TASK INPUTS:
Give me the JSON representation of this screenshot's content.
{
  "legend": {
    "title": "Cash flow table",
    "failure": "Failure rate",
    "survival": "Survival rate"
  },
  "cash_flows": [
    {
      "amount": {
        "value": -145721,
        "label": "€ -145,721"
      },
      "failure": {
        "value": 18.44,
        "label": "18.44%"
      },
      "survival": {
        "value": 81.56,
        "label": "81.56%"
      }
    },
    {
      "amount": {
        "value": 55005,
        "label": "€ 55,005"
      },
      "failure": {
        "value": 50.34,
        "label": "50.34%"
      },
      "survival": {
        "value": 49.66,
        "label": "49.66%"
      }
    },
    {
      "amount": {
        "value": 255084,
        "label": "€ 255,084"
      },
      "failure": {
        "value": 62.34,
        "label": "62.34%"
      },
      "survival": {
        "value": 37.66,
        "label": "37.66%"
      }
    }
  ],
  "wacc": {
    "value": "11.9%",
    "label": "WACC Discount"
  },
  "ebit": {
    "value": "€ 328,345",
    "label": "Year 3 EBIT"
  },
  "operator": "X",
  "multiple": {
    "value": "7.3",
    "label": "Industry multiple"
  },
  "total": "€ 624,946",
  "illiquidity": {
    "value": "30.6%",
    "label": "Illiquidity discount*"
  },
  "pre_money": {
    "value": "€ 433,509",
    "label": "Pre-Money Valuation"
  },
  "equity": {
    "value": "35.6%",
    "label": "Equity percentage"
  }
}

TASK REQUIREMENTS:
Work out the number of lines above that include the string "rate" and write only that number.

ANSWER:
2